* **Exercise aim**:
Select the lines of the records containing the word "blinklysspaken" and list them.

>> begin Raw data

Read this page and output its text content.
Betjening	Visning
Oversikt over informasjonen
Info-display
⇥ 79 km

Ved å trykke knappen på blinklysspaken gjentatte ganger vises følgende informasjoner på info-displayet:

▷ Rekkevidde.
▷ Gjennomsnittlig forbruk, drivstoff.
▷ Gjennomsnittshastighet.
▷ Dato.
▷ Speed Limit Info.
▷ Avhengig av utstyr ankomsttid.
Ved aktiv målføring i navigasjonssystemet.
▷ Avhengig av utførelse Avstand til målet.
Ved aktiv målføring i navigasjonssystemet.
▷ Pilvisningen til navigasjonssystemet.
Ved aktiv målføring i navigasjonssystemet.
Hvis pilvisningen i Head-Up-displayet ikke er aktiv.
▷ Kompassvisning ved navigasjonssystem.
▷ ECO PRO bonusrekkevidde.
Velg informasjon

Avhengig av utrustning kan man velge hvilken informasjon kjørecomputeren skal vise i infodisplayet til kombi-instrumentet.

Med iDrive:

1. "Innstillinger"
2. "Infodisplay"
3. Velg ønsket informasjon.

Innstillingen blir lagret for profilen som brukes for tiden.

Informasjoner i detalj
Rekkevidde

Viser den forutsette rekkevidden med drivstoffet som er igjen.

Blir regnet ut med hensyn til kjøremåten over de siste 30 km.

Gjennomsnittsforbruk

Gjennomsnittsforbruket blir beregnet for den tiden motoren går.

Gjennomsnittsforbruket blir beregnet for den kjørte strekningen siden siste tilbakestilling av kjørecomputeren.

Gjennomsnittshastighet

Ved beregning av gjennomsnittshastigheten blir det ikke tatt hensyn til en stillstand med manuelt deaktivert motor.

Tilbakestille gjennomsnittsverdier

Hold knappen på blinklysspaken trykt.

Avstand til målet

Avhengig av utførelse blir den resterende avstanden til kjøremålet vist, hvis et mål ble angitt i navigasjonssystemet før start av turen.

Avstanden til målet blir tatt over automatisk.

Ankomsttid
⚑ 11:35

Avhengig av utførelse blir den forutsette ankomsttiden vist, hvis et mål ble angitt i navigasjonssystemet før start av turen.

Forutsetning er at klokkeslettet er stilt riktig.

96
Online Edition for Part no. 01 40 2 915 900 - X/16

>> end Raw data

* **Completed exercise**:
Ved å trykke knappen på blinklysspaken gjentatte ganger vises følgende informasjoner på info-displayet:
Hold knappen på blinklysspaken trykt.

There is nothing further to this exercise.